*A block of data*
*-*-*
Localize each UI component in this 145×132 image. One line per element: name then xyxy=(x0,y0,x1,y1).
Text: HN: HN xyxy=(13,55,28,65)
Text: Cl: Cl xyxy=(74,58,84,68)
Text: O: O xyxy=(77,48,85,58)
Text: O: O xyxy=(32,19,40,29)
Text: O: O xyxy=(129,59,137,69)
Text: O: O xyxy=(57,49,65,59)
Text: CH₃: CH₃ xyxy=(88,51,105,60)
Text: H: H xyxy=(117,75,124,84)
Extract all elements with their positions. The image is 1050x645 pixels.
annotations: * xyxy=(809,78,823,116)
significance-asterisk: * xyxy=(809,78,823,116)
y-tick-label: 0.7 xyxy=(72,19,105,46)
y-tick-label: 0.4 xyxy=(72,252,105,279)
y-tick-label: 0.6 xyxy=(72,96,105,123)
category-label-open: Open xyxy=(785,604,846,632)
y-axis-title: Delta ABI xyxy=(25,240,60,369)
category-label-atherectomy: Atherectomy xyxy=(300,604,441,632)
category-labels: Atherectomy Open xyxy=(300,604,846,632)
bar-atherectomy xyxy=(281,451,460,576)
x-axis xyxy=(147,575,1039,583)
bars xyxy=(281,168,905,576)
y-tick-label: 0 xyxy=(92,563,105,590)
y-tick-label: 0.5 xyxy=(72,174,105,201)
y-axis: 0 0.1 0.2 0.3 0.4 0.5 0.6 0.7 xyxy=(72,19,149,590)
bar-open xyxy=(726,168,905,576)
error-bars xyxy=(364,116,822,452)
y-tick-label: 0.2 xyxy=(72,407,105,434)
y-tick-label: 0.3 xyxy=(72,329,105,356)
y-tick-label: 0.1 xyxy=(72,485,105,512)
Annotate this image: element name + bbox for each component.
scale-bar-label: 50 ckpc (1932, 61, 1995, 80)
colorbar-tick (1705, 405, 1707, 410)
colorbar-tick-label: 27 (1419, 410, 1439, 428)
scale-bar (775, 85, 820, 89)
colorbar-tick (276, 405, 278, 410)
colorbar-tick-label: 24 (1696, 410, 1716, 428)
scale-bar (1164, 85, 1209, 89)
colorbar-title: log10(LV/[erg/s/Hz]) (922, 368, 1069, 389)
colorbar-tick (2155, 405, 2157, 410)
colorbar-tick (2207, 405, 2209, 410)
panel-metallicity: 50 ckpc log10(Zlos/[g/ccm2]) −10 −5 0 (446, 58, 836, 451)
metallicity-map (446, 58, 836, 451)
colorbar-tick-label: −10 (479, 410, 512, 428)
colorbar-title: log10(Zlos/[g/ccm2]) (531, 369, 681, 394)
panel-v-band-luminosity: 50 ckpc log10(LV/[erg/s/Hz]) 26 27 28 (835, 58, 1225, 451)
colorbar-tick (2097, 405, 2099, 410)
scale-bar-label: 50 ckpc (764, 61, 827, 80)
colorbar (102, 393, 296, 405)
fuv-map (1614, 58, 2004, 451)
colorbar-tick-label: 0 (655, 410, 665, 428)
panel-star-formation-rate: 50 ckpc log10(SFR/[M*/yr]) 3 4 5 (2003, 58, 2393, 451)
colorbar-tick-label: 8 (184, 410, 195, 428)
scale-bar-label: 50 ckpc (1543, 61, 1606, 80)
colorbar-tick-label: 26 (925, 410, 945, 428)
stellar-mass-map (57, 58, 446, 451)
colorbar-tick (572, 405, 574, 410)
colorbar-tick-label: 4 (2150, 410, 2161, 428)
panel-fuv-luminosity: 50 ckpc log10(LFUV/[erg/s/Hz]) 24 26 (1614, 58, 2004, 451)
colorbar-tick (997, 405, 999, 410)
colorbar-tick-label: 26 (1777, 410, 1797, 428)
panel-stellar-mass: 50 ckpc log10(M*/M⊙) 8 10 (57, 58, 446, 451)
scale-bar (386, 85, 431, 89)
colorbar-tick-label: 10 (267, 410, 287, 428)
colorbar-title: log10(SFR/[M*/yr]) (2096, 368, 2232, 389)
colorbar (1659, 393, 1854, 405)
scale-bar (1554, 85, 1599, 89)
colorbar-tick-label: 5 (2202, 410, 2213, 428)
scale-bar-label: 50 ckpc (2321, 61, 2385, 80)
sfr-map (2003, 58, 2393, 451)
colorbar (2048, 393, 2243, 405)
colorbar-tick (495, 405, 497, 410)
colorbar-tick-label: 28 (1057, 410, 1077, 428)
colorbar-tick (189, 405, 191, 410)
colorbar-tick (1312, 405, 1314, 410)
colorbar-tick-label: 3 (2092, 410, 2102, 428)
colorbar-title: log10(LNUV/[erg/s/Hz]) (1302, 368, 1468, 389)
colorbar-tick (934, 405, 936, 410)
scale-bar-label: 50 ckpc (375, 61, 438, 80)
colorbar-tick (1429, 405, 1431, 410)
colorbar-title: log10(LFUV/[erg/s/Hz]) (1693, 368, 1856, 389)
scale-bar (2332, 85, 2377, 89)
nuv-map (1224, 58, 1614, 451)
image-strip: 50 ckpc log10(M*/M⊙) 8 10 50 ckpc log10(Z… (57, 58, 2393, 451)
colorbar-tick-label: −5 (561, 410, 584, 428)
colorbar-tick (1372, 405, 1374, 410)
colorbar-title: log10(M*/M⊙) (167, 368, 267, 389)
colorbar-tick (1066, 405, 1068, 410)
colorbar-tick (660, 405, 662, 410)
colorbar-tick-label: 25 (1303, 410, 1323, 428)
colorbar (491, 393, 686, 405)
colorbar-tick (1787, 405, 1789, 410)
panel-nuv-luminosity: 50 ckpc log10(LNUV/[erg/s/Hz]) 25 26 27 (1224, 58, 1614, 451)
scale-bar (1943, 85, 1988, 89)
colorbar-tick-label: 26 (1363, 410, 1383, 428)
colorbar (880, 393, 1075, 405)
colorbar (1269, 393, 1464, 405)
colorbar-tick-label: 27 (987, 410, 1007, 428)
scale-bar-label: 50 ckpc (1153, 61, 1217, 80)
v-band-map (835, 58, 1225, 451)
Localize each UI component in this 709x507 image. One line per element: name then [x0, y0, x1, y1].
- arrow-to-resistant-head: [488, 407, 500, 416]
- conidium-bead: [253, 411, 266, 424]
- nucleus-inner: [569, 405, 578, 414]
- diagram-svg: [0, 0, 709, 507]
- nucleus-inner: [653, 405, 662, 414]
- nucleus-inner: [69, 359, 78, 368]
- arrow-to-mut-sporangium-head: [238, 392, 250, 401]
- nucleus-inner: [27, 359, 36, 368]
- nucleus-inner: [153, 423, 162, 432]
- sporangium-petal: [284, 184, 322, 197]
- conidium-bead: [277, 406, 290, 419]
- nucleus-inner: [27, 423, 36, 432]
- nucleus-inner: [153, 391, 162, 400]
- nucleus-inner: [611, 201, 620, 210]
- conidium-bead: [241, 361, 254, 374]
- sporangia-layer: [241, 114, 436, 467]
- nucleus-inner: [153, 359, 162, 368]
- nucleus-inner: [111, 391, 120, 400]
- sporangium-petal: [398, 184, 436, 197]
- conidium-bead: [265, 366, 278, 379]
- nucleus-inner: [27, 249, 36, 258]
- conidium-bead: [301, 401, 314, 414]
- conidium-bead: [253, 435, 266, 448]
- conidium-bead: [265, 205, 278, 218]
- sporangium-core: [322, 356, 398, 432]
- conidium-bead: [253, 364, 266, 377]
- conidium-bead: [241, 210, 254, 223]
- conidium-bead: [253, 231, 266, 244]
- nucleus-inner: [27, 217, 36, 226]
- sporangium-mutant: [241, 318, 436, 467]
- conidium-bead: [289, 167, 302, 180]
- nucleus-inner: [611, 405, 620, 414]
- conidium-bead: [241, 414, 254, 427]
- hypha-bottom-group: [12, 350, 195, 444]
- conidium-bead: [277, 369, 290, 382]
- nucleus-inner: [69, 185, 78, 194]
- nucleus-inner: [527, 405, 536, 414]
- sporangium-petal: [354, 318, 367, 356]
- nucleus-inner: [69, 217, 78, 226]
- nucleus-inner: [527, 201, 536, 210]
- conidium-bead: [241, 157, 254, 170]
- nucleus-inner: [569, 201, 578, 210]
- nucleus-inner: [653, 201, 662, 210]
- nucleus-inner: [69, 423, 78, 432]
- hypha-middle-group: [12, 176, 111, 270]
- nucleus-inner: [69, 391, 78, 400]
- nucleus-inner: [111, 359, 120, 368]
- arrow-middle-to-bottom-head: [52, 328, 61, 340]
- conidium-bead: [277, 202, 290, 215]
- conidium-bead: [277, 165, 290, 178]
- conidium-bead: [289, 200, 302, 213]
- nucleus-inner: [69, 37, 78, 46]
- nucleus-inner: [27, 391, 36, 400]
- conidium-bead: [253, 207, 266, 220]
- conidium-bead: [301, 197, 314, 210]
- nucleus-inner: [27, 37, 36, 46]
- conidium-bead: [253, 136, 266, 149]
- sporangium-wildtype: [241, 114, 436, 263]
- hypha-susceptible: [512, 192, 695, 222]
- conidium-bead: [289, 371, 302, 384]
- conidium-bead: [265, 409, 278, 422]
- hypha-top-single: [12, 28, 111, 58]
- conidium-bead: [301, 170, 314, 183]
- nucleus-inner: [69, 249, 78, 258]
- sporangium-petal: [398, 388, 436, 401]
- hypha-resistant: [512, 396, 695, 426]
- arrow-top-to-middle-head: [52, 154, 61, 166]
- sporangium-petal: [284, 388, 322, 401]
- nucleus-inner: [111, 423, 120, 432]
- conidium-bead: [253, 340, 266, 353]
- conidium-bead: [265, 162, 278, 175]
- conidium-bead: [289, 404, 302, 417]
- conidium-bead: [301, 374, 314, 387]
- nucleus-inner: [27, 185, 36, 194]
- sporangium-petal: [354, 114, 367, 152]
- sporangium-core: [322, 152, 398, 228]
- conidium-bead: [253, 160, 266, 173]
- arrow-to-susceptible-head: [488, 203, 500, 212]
*-*-*
*EXERCISE INSTRUCTIONS*
Copy out the lines from the beginning of the material through the line containing "Text: H: H xyxy=(117,75,124,84)", replacing "Text" with "Label" and leaving all else as it is.

*RESPONSE TO THIS TASK*
Localize each UI component in this 145×132 image. One line per element: name then xyxy=(x0,y0,x1,y1).
Label: HN: HN xyxy=(13,55,28,65)
Label: Cl: Cl xyxy=(74,58,84,68)
Label: O: O xyxy=(77,48,85,58)
Label: O: O xyxy=(32,19,40,29)
Label: O: O xyxy=(129,59,137,69)
Label: O: O xyxy=(57,49,65,59)
Label: CH₃: CH₃ xyxy=(88,51,105,60)
Label: H: H xyxy=(117,75,124,84)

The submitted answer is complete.